#### Input records
+ + + + + + +
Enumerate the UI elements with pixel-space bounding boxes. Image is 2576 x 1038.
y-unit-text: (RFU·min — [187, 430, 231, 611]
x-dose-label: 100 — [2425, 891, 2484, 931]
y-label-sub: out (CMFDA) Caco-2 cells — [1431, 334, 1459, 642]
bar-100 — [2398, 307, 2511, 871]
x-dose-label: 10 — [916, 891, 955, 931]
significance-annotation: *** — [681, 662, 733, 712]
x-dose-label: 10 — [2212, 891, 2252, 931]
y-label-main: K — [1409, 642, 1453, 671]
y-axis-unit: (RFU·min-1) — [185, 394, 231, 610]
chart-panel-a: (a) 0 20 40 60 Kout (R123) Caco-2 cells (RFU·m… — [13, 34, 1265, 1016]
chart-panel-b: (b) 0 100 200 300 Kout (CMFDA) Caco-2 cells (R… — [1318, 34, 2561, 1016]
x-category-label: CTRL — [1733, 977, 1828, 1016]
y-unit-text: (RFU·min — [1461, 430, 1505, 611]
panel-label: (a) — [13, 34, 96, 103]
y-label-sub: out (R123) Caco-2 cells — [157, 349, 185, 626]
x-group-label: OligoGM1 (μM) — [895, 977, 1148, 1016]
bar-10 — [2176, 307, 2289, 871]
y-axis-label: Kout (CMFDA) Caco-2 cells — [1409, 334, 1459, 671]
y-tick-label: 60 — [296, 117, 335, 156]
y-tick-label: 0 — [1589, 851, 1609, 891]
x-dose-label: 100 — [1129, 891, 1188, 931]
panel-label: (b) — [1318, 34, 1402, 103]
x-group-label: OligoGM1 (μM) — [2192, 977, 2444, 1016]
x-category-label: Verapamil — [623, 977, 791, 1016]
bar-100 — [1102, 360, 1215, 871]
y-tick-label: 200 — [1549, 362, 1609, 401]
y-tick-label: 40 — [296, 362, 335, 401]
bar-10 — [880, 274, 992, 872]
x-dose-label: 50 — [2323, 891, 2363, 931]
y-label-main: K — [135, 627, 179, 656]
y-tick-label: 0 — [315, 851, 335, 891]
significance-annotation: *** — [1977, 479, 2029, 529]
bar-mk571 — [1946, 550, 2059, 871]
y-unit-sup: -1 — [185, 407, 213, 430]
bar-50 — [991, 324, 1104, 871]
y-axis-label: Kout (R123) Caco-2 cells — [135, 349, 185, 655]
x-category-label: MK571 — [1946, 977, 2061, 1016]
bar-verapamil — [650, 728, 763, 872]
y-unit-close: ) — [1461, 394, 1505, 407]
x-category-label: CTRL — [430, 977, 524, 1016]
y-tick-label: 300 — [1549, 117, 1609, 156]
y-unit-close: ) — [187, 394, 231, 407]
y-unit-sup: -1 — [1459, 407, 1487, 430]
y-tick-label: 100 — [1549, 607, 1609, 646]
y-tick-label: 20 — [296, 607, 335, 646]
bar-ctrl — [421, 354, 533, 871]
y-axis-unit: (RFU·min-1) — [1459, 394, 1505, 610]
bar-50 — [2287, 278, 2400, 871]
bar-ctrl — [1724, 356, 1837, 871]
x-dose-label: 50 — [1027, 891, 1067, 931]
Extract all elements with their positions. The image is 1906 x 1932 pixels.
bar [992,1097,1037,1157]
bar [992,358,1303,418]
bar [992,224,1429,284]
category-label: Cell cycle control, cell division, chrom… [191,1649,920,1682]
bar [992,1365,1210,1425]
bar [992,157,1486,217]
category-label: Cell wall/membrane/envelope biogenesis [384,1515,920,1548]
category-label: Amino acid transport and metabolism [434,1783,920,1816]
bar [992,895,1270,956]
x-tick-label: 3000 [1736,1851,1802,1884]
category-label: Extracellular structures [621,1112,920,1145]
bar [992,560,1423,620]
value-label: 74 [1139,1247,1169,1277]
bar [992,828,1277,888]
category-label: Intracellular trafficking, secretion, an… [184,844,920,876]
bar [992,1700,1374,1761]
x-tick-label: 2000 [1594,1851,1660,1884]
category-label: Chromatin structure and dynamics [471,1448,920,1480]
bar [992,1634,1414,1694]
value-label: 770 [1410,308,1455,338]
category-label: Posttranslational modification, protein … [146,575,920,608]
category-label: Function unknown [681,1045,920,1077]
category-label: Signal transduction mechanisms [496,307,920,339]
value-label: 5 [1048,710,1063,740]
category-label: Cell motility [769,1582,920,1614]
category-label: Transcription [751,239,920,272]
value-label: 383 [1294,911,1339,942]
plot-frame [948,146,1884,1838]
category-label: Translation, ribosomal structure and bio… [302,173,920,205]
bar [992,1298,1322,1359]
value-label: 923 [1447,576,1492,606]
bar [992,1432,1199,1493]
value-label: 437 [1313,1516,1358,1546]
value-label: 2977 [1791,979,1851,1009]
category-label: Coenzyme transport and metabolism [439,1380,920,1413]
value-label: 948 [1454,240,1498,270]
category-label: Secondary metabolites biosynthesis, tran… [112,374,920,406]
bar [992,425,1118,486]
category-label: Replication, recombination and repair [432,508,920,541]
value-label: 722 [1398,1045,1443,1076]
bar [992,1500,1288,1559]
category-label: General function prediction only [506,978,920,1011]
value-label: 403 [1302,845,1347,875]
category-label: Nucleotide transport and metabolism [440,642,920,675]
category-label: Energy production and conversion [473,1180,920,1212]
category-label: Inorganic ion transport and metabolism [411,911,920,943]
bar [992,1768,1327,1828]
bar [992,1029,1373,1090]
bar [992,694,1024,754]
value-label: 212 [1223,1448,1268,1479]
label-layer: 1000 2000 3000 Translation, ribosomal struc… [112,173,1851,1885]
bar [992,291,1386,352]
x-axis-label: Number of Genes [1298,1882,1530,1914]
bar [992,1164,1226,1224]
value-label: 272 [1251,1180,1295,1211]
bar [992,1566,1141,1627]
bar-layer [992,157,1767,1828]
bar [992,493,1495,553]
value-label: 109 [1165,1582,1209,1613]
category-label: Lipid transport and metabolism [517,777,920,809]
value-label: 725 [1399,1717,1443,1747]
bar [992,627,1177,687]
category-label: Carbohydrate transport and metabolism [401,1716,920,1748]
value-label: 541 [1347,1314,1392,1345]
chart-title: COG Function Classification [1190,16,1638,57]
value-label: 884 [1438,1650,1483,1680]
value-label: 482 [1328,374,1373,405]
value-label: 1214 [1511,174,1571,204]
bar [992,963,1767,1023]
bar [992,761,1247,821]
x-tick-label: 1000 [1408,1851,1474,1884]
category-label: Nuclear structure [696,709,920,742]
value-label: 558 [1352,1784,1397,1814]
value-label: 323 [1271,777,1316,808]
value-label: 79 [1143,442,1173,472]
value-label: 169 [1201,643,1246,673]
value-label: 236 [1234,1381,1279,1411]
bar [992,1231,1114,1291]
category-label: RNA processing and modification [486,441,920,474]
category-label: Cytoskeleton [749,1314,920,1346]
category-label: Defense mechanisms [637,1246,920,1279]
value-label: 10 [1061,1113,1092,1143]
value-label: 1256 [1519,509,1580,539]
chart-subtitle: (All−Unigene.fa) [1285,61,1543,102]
+ + + + + + +
#### Exercise goal
For each line above that carries the word "axis", copy it out.

#### Your response
y-axis-unit: (RFU·min-1) — [185, 394, 231, 610]
y-axis-label: Kout (CMFDA) Caco-2 cells — [1409, 334, 1459, 671]
y-axis-label: Kout (R123) Caco-2 cells — [135, 349, 185, 655]
y-axis-unit: (RFU·min-1) — [1459, 394, 1505, 610]
x-axis-label: Number of Genes [1298,1882,1530,1914]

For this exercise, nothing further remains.